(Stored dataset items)
^^^^^^^^

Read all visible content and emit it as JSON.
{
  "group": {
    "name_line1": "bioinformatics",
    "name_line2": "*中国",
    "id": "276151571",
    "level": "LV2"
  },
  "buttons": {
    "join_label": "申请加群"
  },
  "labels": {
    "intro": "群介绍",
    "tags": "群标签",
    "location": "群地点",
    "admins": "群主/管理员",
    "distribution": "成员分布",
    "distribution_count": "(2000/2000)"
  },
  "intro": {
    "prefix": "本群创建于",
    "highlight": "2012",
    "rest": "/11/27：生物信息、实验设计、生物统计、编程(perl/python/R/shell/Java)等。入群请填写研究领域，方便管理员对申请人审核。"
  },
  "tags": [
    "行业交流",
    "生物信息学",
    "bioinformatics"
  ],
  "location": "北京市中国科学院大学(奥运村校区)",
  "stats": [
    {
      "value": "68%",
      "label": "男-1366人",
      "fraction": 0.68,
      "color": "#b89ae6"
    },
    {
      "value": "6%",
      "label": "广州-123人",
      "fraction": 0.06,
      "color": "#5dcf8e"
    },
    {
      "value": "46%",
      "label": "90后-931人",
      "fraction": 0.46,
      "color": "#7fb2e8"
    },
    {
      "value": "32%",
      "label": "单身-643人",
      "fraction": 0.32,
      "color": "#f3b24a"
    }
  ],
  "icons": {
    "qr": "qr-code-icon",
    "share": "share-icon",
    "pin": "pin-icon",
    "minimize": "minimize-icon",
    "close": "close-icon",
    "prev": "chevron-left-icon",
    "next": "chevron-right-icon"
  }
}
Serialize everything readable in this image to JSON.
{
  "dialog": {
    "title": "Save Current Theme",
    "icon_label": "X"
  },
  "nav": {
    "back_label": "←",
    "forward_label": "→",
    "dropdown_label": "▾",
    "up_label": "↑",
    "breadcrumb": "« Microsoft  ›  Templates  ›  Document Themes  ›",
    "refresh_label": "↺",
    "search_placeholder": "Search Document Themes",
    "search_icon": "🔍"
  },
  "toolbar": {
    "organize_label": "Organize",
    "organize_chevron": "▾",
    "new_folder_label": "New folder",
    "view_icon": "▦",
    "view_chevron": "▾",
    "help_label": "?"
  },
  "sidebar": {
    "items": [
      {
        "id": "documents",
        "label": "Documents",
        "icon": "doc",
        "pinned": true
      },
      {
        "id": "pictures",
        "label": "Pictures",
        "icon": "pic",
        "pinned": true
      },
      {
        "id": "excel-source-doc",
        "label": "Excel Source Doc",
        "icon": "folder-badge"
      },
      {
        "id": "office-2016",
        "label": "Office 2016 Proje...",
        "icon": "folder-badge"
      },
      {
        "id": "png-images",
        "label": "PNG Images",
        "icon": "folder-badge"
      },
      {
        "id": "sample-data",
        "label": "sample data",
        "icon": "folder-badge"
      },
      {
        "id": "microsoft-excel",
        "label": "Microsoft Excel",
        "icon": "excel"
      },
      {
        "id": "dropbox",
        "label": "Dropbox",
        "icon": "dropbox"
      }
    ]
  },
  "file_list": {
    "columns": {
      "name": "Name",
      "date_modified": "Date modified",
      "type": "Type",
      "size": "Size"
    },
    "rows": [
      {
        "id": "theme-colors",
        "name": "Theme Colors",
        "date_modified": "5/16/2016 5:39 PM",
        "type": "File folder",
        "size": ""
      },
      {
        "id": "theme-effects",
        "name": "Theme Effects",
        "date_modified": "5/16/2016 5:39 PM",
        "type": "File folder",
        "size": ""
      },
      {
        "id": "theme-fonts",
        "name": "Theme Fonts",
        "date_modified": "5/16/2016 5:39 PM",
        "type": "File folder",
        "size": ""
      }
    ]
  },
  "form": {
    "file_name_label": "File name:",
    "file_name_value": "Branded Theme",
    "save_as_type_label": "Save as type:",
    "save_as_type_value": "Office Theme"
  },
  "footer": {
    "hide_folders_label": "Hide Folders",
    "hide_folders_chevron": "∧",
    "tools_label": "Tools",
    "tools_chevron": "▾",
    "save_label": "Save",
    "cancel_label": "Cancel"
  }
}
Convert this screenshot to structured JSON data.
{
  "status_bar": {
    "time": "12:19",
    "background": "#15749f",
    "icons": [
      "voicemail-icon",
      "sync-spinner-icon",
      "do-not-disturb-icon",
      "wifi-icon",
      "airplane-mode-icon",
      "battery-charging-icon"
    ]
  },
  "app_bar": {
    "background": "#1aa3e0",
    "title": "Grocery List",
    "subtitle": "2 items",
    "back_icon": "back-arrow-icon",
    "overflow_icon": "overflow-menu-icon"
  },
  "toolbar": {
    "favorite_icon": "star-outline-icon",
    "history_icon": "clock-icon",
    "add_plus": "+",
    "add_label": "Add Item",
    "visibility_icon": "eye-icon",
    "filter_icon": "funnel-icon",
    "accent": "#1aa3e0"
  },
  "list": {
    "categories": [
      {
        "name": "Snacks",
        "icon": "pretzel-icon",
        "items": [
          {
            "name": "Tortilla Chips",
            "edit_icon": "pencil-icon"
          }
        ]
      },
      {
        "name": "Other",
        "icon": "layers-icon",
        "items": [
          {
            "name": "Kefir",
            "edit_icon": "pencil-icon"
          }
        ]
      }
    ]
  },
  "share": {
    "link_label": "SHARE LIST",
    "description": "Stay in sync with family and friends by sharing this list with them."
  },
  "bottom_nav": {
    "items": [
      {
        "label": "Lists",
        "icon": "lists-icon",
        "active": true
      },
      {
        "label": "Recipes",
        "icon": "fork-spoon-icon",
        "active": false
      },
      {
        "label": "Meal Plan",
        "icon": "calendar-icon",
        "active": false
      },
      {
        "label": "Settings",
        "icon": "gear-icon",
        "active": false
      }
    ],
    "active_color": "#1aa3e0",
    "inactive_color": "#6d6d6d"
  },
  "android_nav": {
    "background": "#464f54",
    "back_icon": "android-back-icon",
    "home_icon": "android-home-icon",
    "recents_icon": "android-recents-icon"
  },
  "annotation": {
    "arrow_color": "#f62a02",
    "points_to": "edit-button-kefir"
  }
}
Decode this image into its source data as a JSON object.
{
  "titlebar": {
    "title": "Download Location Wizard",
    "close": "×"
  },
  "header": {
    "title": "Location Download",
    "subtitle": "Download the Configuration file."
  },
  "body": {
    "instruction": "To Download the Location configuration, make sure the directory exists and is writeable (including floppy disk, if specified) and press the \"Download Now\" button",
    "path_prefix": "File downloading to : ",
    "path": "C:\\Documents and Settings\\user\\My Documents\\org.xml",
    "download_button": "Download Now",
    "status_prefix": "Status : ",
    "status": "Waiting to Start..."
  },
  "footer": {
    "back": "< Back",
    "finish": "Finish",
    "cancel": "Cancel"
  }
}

^^^^^^^^

### EXERCISE REQUIREMENTS
Gather up every line in the data above that contains the word "this", copying each one.

### SOLVED PROBLEM
Serialize everything readable in this image to JSON.
Convert this screenshot to structured JSON data.
    "description": "Stay in sync with family and friends by sharing this list with them."
Decode this image into its source data as a JSON object.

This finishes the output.